__Set task__
Below are some entries. Copy each line that holds the string "епархия".
--- Data provided ---
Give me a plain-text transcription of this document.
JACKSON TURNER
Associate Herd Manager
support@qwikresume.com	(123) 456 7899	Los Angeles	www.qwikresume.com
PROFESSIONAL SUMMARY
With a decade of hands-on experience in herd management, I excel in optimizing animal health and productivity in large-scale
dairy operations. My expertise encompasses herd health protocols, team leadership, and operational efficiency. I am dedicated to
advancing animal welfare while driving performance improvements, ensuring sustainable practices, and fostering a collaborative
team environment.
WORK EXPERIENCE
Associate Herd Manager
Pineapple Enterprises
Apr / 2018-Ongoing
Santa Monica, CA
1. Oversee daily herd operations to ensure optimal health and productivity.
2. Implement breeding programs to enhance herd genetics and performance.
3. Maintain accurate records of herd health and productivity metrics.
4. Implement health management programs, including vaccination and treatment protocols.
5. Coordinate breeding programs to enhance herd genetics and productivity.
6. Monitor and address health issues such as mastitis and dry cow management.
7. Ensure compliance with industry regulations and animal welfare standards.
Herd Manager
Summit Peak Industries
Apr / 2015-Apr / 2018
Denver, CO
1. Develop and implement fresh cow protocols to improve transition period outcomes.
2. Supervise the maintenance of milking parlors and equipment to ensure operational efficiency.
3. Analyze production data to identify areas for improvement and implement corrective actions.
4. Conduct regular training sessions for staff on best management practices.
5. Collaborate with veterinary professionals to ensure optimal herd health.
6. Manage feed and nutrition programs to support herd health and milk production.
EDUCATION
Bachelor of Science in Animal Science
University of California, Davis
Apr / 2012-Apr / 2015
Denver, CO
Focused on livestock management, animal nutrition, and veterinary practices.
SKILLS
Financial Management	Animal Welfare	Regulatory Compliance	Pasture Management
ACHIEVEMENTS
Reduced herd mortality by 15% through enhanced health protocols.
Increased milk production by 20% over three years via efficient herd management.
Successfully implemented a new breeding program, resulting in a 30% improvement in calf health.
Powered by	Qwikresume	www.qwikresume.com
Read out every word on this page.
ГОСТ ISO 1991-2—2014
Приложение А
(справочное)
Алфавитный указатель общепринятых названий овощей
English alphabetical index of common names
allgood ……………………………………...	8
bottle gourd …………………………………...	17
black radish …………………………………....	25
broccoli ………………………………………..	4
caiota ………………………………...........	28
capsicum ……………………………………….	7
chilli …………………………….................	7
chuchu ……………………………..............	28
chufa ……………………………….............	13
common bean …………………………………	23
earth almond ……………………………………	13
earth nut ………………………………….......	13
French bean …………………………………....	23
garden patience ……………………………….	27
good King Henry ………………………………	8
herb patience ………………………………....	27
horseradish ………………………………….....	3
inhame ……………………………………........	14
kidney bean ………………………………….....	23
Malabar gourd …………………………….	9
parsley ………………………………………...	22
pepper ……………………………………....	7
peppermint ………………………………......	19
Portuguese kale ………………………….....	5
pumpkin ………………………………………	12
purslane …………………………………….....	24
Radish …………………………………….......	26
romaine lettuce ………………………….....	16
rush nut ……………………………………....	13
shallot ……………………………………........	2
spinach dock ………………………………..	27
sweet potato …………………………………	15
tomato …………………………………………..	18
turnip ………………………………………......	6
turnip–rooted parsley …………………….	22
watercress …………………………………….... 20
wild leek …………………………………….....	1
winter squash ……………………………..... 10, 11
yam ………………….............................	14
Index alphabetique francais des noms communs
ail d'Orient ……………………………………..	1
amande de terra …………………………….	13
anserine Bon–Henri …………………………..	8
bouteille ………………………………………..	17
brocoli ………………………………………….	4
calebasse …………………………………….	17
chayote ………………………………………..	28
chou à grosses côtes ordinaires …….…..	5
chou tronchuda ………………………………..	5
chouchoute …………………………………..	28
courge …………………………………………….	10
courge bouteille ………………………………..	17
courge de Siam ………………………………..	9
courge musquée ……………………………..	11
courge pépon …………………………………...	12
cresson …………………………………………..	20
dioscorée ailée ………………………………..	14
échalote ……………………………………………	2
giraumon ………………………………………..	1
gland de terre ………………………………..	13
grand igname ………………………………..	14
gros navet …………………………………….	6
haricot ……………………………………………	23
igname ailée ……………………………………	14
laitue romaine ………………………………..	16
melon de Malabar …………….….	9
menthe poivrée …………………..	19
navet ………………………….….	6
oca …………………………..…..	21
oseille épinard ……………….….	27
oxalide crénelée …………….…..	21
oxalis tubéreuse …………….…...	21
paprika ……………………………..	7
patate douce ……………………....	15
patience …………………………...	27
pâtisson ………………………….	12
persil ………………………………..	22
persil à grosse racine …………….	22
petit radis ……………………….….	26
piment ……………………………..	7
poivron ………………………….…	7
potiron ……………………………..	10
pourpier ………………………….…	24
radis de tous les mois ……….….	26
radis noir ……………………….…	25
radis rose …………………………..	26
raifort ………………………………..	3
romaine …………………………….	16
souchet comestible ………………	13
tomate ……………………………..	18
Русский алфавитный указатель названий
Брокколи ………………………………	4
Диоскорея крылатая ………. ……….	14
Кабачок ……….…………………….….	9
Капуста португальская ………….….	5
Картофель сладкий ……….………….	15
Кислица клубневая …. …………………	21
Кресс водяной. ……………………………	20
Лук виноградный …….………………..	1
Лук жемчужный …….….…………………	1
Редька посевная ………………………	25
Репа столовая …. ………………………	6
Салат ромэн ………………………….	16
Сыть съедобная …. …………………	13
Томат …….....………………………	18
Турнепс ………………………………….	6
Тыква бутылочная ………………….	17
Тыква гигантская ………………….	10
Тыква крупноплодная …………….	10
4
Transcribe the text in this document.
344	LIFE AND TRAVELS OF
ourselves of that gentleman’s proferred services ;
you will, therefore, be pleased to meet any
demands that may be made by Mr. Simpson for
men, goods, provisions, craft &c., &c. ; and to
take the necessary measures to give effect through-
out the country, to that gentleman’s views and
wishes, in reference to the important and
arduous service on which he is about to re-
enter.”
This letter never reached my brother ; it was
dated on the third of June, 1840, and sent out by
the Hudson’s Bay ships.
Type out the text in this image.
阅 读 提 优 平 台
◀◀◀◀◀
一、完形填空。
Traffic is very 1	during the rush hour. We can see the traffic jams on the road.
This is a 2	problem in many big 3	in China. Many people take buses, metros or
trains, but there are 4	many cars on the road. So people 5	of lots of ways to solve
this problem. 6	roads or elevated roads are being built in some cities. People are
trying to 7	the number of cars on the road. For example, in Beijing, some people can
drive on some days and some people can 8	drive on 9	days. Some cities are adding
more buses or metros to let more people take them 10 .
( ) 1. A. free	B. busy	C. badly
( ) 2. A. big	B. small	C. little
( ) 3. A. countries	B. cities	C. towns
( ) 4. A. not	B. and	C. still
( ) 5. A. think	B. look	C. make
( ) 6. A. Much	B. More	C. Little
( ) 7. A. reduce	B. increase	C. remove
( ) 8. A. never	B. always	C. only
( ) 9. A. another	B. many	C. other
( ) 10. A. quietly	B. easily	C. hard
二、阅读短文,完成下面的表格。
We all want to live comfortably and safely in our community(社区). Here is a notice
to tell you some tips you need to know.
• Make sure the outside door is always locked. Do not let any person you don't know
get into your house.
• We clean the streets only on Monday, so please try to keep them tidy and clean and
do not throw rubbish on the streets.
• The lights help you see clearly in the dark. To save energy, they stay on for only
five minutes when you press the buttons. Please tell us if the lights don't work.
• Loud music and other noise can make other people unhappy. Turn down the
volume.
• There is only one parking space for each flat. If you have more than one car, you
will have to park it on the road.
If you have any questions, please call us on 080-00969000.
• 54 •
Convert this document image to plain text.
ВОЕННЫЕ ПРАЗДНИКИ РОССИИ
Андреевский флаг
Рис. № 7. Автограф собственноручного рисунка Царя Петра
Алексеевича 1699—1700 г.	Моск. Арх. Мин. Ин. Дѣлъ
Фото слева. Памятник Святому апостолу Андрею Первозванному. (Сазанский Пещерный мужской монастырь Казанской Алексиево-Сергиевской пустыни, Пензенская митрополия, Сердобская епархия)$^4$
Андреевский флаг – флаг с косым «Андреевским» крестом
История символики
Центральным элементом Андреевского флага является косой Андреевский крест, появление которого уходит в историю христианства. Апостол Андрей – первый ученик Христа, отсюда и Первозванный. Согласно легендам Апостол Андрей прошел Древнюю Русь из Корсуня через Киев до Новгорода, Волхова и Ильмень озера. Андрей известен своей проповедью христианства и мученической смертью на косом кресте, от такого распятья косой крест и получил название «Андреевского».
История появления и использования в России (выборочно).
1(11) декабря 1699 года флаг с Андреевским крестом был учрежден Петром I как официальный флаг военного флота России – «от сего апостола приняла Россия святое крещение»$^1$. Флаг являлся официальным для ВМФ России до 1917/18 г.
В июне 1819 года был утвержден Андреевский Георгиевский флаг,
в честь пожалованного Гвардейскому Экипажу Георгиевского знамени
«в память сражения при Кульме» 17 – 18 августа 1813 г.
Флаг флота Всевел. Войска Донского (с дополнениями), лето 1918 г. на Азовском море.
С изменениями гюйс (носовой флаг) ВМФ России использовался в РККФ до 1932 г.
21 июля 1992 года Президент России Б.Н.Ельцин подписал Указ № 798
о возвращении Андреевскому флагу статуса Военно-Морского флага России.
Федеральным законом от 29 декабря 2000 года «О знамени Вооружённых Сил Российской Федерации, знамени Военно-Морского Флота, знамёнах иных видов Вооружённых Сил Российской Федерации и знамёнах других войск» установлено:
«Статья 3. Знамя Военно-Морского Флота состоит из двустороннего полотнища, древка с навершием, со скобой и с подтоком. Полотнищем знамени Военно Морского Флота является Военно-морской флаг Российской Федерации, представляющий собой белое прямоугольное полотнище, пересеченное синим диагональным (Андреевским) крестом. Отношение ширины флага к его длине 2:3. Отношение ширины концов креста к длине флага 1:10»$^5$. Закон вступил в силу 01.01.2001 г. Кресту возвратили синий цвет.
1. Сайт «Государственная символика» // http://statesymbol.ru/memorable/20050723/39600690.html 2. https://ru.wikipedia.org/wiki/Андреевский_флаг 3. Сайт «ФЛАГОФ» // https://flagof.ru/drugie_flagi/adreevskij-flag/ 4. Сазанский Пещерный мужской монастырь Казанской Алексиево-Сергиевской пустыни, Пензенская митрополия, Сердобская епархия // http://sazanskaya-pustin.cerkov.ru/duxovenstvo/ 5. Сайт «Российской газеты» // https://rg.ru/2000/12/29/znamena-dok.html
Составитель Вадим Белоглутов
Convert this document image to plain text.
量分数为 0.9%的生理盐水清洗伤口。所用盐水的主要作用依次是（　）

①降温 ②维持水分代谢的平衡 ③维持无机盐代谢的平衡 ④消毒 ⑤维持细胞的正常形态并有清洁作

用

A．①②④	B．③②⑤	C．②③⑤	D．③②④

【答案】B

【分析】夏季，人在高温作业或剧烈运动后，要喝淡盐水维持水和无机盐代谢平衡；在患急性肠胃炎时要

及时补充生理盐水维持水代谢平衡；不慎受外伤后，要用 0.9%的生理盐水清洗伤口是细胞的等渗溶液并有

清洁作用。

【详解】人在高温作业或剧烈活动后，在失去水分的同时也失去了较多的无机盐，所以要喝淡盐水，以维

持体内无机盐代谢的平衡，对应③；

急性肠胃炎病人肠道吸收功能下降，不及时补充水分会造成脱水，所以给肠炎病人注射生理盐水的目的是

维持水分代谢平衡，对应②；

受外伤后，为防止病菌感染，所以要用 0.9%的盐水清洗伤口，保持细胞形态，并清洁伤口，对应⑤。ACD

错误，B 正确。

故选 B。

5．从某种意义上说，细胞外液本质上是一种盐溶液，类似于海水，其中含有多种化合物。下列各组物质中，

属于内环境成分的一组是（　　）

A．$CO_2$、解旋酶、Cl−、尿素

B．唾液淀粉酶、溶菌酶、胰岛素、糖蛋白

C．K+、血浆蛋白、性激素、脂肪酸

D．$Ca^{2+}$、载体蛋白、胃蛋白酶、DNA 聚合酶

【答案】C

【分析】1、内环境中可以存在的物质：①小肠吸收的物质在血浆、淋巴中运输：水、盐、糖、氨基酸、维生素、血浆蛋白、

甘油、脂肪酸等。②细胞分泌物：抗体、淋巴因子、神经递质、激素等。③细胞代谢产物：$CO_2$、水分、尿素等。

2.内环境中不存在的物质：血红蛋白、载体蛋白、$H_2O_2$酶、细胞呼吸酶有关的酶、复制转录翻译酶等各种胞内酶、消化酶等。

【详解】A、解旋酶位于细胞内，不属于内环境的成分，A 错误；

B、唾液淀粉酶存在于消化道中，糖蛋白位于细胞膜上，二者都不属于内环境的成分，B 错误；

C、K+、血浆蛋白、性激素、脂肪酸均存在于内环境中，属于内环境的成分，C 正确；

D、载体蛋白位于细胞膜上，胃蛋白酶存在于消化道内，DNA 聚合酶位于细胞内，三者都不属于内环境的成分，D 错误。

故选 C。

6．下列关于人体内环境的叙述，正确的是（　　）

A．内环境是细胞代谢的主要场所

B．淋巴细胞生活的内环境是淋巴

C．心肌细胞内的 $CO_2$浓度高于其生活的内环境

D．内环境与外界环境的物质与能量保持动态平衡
---
__Written answer__
Фото слева. Памятник Святому апостолу Андрею Первозванному. (Сазанский Пещерный мужской монастырь Казанской Алексиево-Сергиевской пустыни, Пензенская митрополия, Сердобская епархия)$^4$
1. Сайт «Государственная символика» // http://statesymbol.ru/memorable/20050723/39600690.html 2. https://ru.wikipedia.org/wiki/Андреевский_флаг 3. Сайт «ФЛАГОФ» // https://flagof.ru/drugie_flagi/adreevskij-flag/ 4. Сазанский Пещерный мужской монастырь Казанской Алексиево-Сергиевской пустыни, Пензенская митрополия, Сердобская епархия // http://sazanskaya-pustin.cerkov.ru/duxovenstvo/ 5. Сайт «Российской газеты» // https://rg.ru/2000/12/29/znamena-dok.html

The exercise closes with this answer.